● Recorded data:
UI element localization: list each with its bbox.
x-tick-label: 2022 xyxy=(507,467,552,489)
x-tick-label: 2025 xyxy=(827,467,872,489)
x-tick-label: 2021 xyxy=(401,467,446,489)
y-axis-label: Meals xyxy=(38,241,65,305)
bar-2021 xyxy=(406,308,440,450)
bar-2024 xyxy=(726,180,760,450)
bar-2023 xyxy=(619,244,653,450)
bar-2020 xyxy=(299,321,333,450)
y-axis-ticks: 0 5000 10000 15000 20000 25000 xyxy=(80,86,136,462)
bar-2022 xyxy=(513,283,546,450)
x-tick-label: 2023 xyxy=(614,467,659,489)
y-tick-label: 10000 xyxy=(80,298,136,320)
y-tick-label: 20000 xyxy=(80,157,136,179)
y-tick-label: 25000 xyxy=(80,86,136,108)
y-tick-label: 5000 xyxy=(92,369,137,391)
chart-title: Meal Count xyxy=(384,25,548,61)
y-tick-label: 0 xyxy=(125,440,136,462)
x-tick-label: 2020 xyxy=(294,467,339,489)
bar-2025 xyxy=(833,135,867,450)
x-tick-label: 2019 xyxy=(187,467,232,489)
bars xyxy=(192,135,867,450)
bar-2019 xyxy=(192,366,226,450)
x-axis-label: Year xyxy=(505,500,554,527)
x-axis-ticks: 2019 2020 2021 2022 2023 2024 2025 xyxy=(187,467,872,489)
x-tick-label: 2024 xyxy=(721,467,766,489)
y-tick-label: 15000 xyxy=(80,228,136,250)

● Exercise goal: Copy the records above, substituting "Fiscal Year" for "Year" and keeping everything else the same.

● Completed exercise:
UI element localization: list each with its bbox.
x-tick-label: 2022 xyxy=(507,467,552,489)
x-tick-label: 2025 xyxy=(827,467,872,489)
x-tick-label: 2021 xyxy=(401,467,446,489)
y-axis-label: Meals xyxy=(38,241,65,305)
bar-2021 xyxy=(406,308,440,450)
bar-2024 xyxy=(726,180,760,450)
bar-2023 xyxy=(619,244,653,450)
bar-2020 xyxy=(299,321,333,450)
y-axis-ticks: 0 5000 10000 15000 20000 25000 xyxy=(80,86,136,462)
bar-2022 xyxy=(513,283,546,450)
x-tick-label: 2023 xyxy=(614,467,659,489)
y-tick-label: 10000 xyxy=(80,298,136,320)
y-tick-label: 20000 xyxy=(80,157,136,179)
y-tick-label: 25000 xyxy=(80,86,136,108)
y-tick-label: 5000 xyxy=(92,369,137,391)
chart-title: Meal Count xyxy=(384,25,548,61)
y-tick-label: 0 xyxy=(125,440,136,462)
x-tick-label: 2020 xyxy=(294,467,339,489)
bar-2025 xyxy=(833,135,867,450)
x-tick-label: 2019 xyxy=(187,467,232,489)
bars xyxy=(192,135,867,450)
bar-2019 xyxy=(192,366,226,450)
x-axis-label: Fiscal Year xyxy=(505,500,554,527)
x-axis-ticks: 2019 2020 2021 2022 2023 2024 2025 xyxy=(187,467,872,489)
x-tick-label: 2024 xyxy=(721,467,766,489)
y-tick-label: 15000 xyxy=(80,228,136,250)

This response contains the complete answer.